The listing below is to be output in its exact form.

* RECORDS FOR THIS EXERCISE *
-*-
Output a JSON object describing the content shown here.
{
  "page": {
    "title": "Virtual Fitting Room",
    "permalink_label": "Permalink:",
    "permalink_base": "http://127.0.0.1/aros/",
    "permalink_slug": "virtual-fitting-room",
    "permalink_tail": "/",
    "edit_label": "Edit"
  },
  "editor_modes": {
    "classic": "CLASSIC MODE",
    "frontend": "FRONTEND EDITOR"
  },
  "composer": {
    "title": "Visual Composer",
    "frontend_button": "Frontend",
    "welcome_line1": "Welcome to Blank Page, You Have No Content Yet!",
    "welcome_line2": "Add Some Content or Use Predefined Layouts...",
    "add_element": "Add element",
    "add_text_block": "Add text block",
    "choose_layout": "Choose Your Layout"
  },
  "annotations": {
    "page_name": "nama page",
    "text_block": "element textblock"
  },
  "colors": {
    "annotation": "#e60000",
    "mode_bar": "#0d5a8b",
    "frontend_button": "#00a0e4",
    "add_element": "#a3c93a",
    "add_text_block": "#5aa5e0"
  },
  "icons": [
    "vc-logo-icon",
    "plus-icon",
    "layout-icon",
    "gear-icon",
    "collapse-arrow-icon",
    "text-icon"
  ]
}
-*-
* THE OUTPUT *
Output a JSON object describing the content shown here.
{
  "page": {
    "title": "Virtual Fitting Room",
    "permalink_label": "Permalink:",
    "permalink_base": "http://127.0.0.1/aros/",
    "permalink_slug": "virtual-fitting-room",
    "permalink_tail": "/",
    "edit_label": "Edit"
  },
  "editor_modes": {
    "classic": "CLASSIC MODE",
    "frontend": "FRONTEND EDITOR"
  },
  "composer": {
    "title": "Visual Composer",
    "frontend_button": "Frontend",
    "welcome_line1": "Welcome to Blank Page, You Have No Content Yet!",
    "welcome_line2": "Add Some Content or Use Predefined Layouts...",
    "add_element": "Add element",
    "add_text_block": "Add text block",
    "choose_layout": "Choose Your Layout"
  },
  "annotations": {
    "page_name": "nama page",
    "text_block": "element textblock"
  },
  "colors": {
    "annotation": "#e60000",
    "mode_bar": "#0d5a8b",
    "frontend_button": "#00a0e4",
    "add_element": "#a3c93a",
    "add_text_block": "#5aa5e0"
  },
  "icons": [
    "vc-logo-icon",
    "plus-icon",
    "layout-icon",
    "gear-icon",
    "collapse-arrow-icon",
    "text-icon"
  ]
}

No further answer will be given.